-- begin The data --
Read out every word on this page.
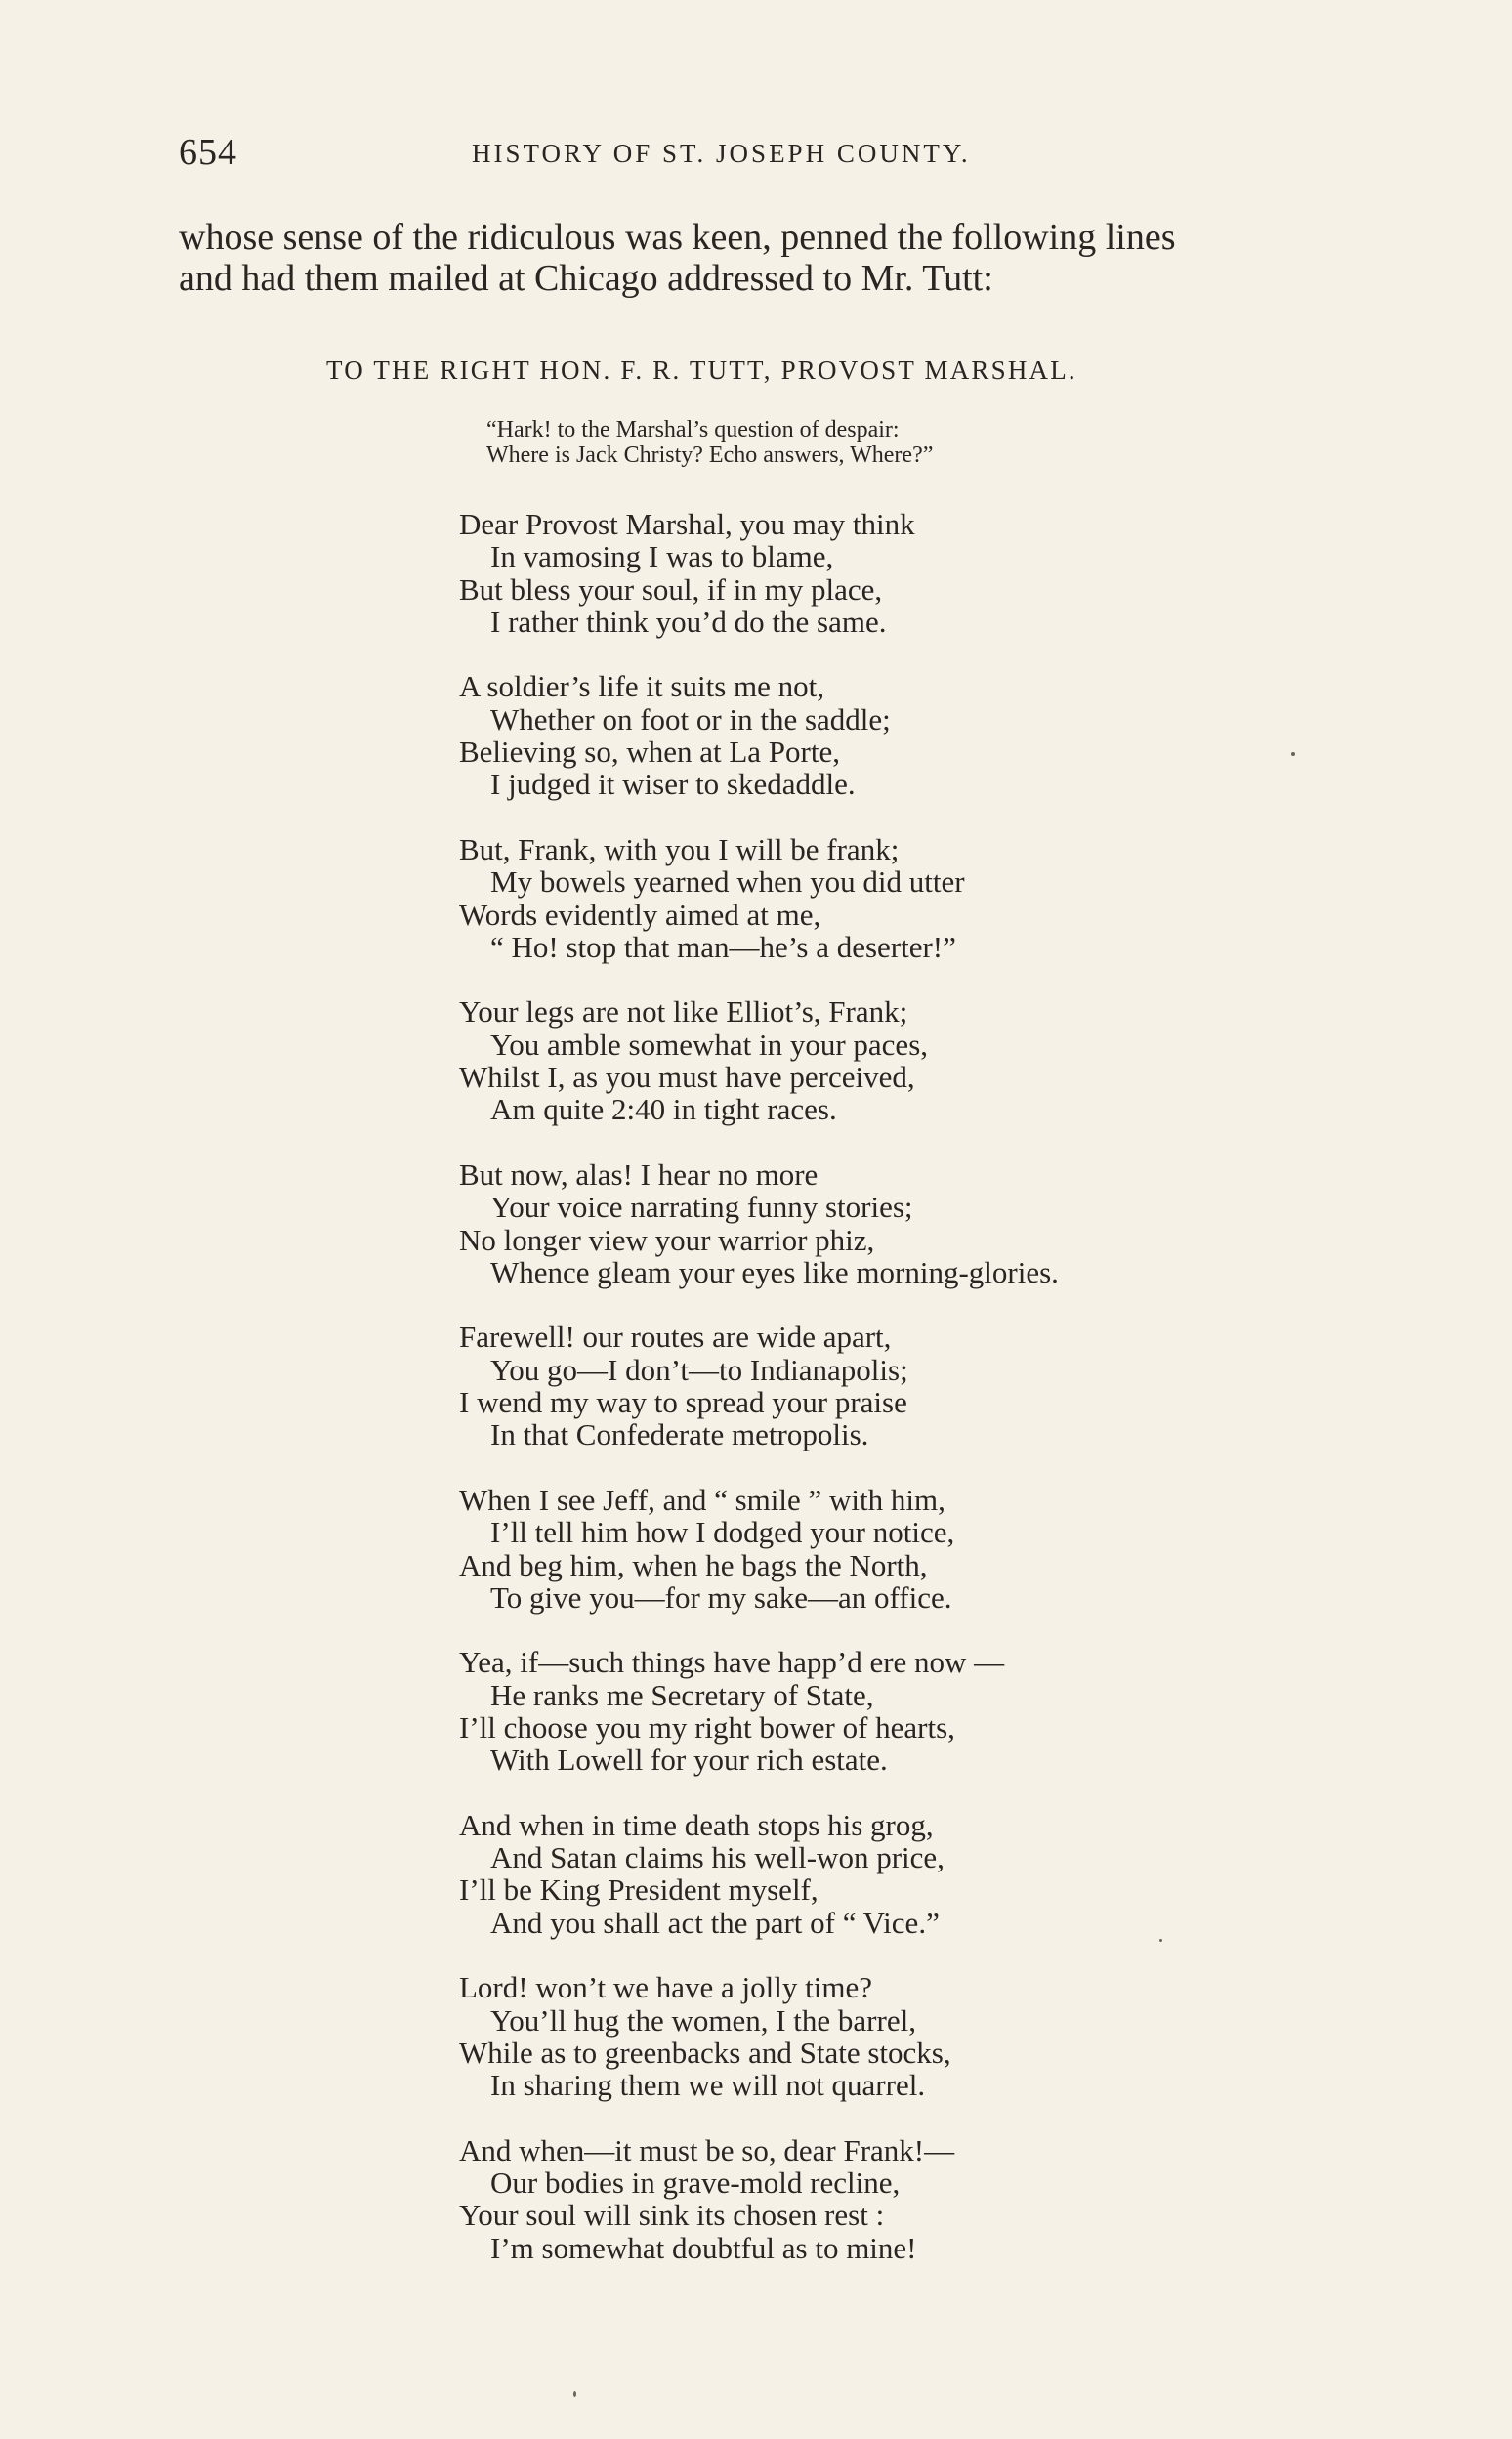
654	HISTORY OF ST. JOSEPH COUNTY.
whose sense of the ridiculous was keen, penned the following lines
and had them mailed at Chicago addressed to Mr. Tutt:
TO THE RIGHT HON. F. R. TUTT, PROVOST MARSHAL.
“Hark! to the Marshal’s question of despair:
Where is Jack Christy? Echo answers, Where?”
Dear Provost Marshal, you may think
In vamosing I was to blame,
But bless your soul, if in my place,
I rather think you’d do the same.
A soldier’s life it suits me not,
Whether on foot or in the saddle;
Believing so, when at La Porte,
I judged it wiser to skedaddle.
But, Frank, with you I will be frank;
My bowels yearned when you did utter
Words evidently aimed at me,
“ Ho! stop that man—he’s a deserter!”
Your legs are not like Elliot’s, Frank;
You amble somewhat in your paces,
Whilst I, as you must have perceived,
Am quite 2:40 in tight races.
But now, alas! I hear no more
Your voice narrating funny stories;
No longer view your warrior phiz,
Whence gleam your eyes like morning-glories.
Farewell! our routes are wide apart,
You go—I don’t—to Indianapolis;
I wend my way to spread your praise
In that Confederate metropolis.
When I see Jeff, and “ smile ” with him,
I’ll tell him how I dodged your notice,
And beg him, when he bags the North,
To give you—for my sake—an office.
Yea, if—such things have happ’d ere now —
He ranks me Secretary of State,
I’ll choose you my right bower of hearts,
With Lowell for your rich estate.
And when in time death stops his grog,
And Satan claims his well-won price,
I’ll be King President myself,
And you shall act the part of “ Vice.”
Lord! won’t we have a jolly time?
You’ll hug the women, I the barrel,
While as to greenbacks and State stocks,
In sharing them we will not quarrel.
And when—it must be so, dear Frank!—
Our bodies in grave-mold recline,
Your soul will sink its chosen rest :
I’m somewhat doubtful as to mine!
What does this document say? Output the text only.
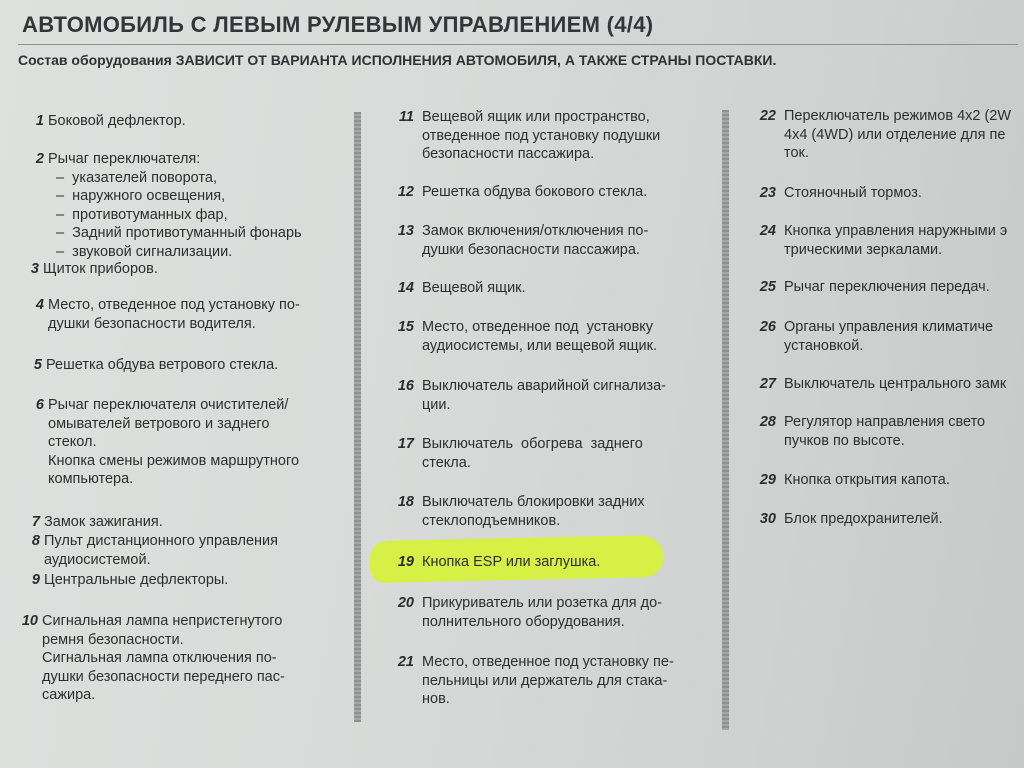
АВТОМОБИЛЬ С ЛЕВЫМ РУЛЕВЫМ УПРАВЛЕНИЕМ (4/4)
Состав оборудования ЗАВИСИТ ОТ ВАРИАНТА ИСПОЛНЕНИЯ АВТОМОБИЛЯ, А ТАКЖЕ СТРАНЫ ПОСТАВКИ.
1 Боковой дефлектор.
2 Рычаг переключателя:
–  указателей поворота,
–  наружного освещения,
–  противотуманных фар,
–  Задний противотуманный фонарь
–  звуковой сигнализации.
3 Щиток приборов.
4 Место, отведенное под установку по-
душки безопасности водителя.
5 Решетка обдува ветрового стекла.
6 Рычаг переключателя очистителей/
омывателей ветрового и заднего
стекол.
Кнопка смены режимов маршрутного
компьютера.
7 Замок зажигания.
8 Пульт дистанционного управления
аудиосистемой.
9 Центральные дефлекторы.
10 Сигнальная лампа непристегнутого
ремня безопасности.
Сигнальная лампа отключения по-
душки безопасности переднего пас-
сажира.
11 Вещевой ящик или пространство,
отведенное под установку подушки
безопасности пассажира.
12 Решетка обдува бокового стекла.
13 Замок включения/отключения по-
душки безопасности пассажира.
14 Вещевой ящик.
15 Место, отведенное под  установку
аудиосистемы, или вещевой ящик.
16 Выключатель аварийной сигнализа-
ции.
17 Выключатель  обогрева  заднего
стекла.
18 Выключатель блокировки задних
стеклоподъемников.
19 Кнопка ESP или заглушка.
20 Прикуриватель или розетка для до-
полнительного оборудования.
21 Место, отведенное под установку пе-
пельницы или держатель для стака-
нов.
22 Переключатель режимов 4x2 (2W
4x4 (4WD) или отделение для пе
ток.
23 Стояночный тормоз.
24 Кнопка управления наружными э
трическими зеркалами.
25 Рычаг переключения передач.
26 Органы управления климатиче
установкой.
27 Выключатель центрального замк
28 Регулятор направления свето
пучков по высоте.
29 Кнопка открытия капота.
30 Блок предохранителей.
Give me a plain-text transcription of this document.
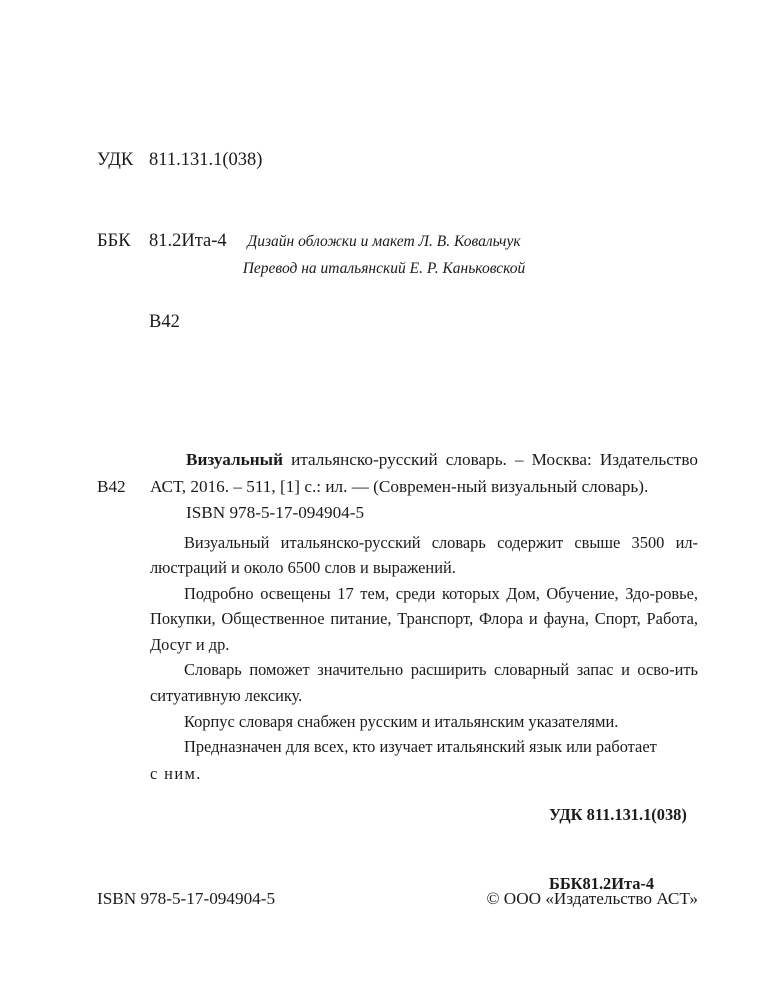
УДК 811.131.1(038)

ББК 81.2Ита-4

В42

Дизайн обложки и макет Л. В. Ковальчук
Перевод на итальянский Е. Р. Каньковской
В42
Визуальный итальянско-русский словарь. – Москва: Издательство АСТ, 2016. – 511, [1] с.: ил. — (Современ-ный визуальный словарь).
ISBN 978-5-17-094904-5

Визуальный итальянско-русский словарь содержит свыше 3500 ил-люстраций и около 6500 слов и выражений.

Подробно освещены 17 тем, среди которых Дом, Обучение, Здо-ровье, Покупки, Общественное питание, Транспорт, Флора и фауна, Спорт, Работа, Досуг и др.

Словарь поможет значительно расширить словарный запас и осво-ить ситуативную лексику.

Корпус словаря снабжен русским и итальянским указателями.

Предназначен для всех, кто изучает итальянский язык или работает

с ним.

УДК 811.131.1(038)

ББК81.2Ита-4

ISBN 978-5-17-094904-5	© ООО «Издательство АСТ»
-- end The data --
Stated goal
Pictures stay out; repeat all the rest of the records exactly.

Solution for this task
Read out every word on this page.
654	HISTORY OF ST. JOSEPH COUNTY.
whose sense of the ridiculous was keen, penned the following lines
and had them mailed at Chicago addressed to Mr. Tutt:
TO THE RIGHT HON. F. R. TUTT, PROVOST MARSHAL.
“Hark! to the Marshal’s question of despair:
Where is Jack Christy? Echo answers, Where?”
Dear Provost Marshal, you may think
In vamosing I was to blame,
But bless your soul, if in my place,
I rather think you’d do the same.
A soldier’s life it suits me not,
Whether on foot or in the saddle;
Believing so, when at La Porte,
I judged it wiser to skedaddle.
But, Frank, with you I will be frank;
My bowels yearned when you did utter
Words evidently aimed at me,
“ Ho! stop that man—he’s a deserter!”
Your legs are not like Elliot’s, Frank;
You amble somewhat in your paces,
Whilst I, as you must have perceived,
Am quite 2:40 in tight races.
But now, alas! I hear no more
Your voice narrating funny stories;
No longer view your warrior phiz,
Whence gleam your eyes like morning-glories.
Farewell! our routes are wide apart,
You go—I don’t—to Indianapolis;
I wend my way to spread your praise
In that Confederate metropolis.
When I see Jeff, and “ smile ” with him,
I’ll tell him how I dodged your notice,
And beg him, when he bags the North,
To give you—for my sake—an office.
Yea, if—such things have happ’d ere now —
He ranks me Secretary of State,
I’ll choose you my right bower of hearts,
With Lowell for your rich estate.
And when in time death stops his grog,
And Satan claims his well-won price,
I’ll be King President myself,
And you shall act the part of “ Vice.”
Lord! won’t we have a jolly time?
You’ll hug the women, I the barrel,
While as to greenbacks and State stocks,
In sharing them we will not quarrel.
And when—it must be so, dear Frank!—
Our bodies in grave-mold recline,
Your soul will sink its chosen rest :
I’m somewhat doubtful as to mine!
What does this document say? Output the text only.
АВТОМОБИЛЬ С ЛЕВЫМ РУЛЕВЫМ УПРАВЛЕНИЕМ (4/4)
Состав оборудования ЗАВИСИТ ОТ ВАРИАНТА ИСПОЛНЕНИЯ АВТОМОБИЛЯ, А ТАКЖЕ СТРАНЫ ПОСТАВКИ.
1 Боковой дефлектор.
2 Рычаг переключателя:
–  указателей поворота,
–  наружного освещения,
–  противотуманных фар,
–  Задний противотуманный фонарь
–  звуковой сигнализации.
3 Щиток приборов.
4 Место, отведенное под установку по-
душки безопасности водителя.
5 Решетка обдува ветрового стекла.
6 Рычаг переключателя очистителей/
омывателей ветрового и заднего
стекол.
Кнопка смены режимов маршрутного
компьютера.
7 Замок зажигания.
8 Пульт дистанционного управления
аудиосистемой.
9 Центральные дефлекторы.
10 Сигнальная лампа непристегнутого
ремня безопасности.
Сигнальная лампа отключения по-
душки безопасности переднего пас-
сажира.
11 Вещевой ящик или пространство,
отведенное под установку подушки
безопасности пассажира.
12 Решетка обдува бокового стекла.
13 Замок включения/отключения по-
душки безопасности пассажира.
14 Вещевой ящик.
15 Место, отведенное под  установку
аудиосистемы, или вещевой ящик.
16 Выключатель аварийной сигнализа-
ции.
17 Выключатель  обогрева  заднего
стекла.
18 Выключатель блокировки задних
стеклоподъемников.
19 Кнопка ESP или заглушка.
20 Прикуриватель или розетка для до-
полнительного оборудования.
21 Место, отведенное под установку пе-
пельницы или держатель для стака-
нов.
22 Переключатель режимов 4x2 (2W
4x4 (4WD) или отделение для пе
ток.
23 Стояночный тормоз.
24 Кнопка управления наружными э
трическими зеркалами.
25 Рычаг переключения передач.
26 Органы управления климатиче
установкой.
27 Выключатель центрального замк
28 Регулятор направления свето
пучков по высоте.
29 Кнопка открытия капота.
30 Блок предохранителей.
Give me a plain-text transcription of this document.
УДК 811.131.1(038)

ББК 81.2Ита-4

В42

Дизайн обложки и макет Л. В. Ковальчук
Перевод на итальянский Е. Р. Каньковской
В42
Визуальный итальянско-русский словарь. – Москва: Издательство АСТ, 2016. – 511, [1] с.: ил. — (Современ-ный визуальный словарь).
ISBN 978-5-17-094904-5

Визуальный итальянско-русский словарь содержит свыше 3500 ил-люстраций и около 6500 слов и выражений.

Подробно освещены 17 тем, среди которых Дом, Обучение, Здо-ровье, Покупки, Общественное питание, Транспорт, Флора и фауна, Спорт, Работа, Досуг и др.

Словарь поможет значительно расширить словарный запас и осво-ить ситуативную лексику.

Корпус словаря снабжен русским и итальянским указателями.

Предназначен для всех, кто изучает итальянский язык или работает

с ним.

УДК 811.131.1(038)

ББК81.2Ита-4

ISBN 978-5-17-094904-5	© ООО «Издательство АСТ»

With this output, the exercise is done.